*Direction:*
Check each line of the material below for "members". Report how many have it, with no other words.
**** Listing
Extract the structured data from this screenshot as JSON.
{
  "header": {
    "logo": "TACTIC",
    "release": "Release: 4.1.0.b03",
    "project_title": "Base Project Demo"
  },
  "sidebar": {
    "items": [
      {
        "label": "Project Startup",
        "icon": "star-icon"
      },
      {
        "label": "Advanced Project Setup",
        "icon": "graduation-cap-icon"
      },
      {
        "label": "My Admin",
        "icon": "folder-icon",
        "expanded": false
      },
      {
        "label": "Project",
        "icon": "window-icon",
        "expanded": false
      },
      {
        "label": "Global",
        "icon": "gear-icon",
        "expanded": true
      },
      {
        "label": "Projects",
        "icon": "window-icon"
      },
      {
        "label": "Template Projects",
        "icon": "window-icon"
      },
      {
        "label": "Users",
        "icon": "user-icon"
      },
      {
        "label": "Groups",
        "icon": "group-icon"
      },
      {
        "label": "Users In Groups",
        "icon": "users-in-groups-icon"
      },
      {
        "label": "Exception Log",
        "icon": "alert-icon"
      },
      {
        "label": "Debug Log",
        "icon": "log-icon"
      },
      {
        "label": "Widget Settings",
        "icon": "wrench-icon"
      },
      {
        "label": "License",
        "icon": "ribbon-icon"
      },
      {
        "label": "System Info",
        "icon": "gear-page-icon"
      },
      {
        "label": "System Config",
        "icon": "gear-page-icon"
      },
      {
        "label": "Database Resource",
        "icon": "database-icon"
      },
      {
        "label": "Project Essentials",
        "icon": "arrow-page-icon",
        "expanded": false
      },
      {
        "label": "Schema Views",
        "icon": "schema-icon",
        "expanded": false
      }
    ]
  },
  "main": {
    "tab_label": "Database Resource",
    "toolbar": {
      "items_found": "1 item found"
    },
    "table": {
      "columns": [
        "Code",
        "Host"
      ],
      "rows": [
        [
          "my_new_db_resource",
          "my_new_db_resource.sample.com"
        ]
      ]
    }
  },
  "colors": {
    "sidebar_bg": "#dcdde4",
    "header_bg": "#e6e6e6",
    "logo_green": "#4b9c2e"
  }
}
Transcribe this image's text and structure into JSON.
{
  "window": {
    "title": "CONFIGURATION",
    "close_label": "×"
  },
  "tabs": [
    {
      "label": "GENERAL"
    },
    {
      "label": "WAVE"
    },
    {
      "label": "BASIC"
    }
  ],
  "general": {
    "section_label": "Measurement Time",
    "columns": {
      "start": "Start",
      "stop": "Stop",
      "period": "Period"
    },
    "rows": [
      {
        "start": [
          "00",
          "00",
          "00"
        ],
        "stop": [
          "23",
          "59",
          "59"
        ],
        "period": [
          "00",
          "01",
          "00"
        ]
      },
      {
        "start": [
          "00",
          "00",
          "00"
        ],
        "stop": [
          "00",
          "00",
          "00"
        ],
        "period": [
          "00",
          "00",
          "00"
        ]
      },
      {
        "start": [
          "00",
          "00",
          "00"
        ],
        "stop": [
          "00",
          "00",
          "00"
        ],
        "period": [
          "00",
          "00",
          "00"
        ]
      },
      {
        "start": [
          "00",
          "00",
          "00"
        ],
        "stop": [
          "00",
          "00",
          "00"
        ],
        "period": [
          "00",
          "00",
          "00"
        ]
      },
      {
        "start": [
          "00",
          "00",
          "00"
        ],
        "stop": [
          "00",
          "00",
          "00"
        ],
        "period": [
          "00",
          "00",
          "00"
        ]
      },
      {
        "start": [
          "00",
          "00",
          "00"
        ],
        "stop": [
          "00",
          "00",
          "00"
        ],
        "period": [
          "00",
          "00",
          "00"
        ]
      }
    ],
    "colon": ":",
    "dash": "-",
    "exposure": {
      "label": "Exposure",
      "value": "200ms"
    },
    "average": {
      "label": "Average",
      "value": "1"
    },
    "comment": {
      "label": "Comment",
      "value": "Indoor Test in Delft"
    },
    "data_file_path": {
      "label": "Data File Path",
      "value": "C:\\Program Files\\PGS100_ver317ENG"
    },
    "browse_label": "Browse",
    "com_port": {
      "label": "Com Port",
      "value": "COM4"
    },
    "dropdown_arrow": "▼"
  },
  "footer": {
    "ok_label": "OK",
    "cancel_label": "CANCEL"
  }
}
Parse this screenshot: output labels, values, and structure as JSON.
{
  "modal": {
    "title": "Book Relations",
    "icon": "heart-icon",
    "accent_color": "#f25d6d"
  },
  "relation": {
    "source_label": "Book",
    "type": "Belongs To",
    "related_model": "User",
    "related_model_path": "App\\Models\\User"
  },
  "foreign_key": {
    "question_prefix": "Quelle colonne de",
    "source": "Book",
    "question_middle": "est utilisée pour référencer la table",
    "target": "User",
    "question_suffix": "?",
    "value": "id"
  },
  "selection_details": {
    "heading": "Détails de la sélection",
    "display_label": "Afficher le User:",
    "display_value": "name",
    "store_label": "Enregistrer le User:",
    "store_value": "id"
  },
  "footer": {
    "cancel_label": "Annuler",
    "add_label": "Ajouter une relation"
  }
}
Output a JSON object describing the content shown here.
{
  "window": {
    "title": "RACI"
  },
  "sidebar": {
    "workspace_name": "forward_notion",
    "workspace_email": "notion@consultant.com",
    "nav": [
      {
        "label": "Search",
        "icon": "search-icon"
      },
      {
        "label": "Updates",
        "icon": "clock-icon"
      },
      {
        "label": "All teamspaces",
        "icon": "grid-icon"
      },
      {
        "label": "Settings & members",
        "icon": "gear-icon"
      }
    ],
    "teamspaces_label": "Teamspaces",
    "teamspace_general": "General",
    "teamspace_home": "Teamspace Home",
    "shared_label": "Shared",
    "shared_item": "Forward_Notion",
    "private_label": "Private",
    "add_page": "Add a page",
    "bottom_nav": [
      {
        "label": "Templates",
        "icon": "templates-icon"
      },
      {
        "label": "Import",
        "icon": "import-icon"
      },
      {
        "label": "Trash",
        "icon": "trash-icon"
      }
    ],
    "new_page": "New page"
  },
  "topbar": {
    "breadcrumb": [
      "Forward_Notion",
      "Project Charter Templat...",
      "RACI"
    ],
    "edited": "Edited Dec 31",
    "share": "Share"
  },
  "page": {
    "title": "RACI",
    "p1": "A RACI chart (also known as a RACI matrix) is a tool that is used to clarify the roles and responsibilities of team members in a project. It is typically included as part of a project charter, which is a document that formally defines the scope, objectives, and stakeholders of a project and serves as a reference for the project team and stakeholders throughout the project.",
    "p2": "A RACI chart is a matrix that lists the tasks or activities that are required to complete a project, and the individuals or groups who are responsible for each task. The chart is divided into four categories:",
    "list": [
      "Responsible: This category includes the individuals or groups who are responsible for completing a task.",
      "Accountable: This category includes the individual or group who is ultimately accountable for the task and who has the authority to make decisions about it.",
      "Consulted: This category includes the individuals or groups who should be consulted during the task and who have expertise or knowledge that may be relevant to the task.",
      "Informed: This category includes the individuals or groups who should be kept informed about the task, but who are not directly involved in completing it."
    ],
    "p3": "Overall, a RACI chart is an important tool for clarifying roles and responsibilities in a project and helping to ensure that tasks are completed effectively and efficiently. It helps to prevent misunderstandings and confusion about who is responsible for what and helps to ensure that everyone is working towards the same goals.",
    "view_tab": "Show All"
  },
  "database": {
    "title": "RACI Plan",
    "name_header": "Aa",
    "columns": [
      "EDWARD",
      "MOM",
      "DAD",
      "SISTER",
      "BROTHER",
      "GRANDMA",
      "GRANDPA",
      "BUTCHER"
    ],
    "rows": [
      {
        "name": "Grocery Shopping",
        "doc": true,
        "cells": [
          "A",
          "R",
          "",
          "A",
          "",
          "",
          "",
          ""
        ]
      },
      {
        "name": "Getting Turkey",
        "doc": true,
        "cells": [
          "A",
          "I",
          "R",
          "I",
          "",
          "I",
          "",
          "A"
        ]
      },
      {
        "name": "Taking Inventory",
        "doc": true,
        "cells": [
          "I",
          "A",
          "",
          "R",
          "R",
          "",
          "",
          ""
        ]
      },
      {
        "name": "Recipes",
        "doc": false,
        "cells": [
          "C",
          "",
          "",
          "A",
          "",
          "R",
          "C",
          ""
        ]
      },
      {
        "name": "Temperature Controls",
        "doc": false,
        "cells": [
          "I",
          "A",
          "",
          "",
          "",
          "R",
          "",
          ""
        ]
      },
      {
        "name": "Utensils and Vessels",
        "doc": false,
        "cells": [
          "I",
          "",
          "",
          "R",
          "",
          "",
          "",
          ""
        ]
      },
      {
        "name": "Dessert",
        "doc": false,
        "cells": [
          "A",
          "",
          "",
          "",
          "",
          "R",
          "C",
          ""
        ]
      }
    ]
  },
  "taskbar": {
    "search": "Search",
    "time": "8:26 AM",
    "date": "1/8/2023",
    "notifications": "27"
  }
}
********
*Written solution:*
2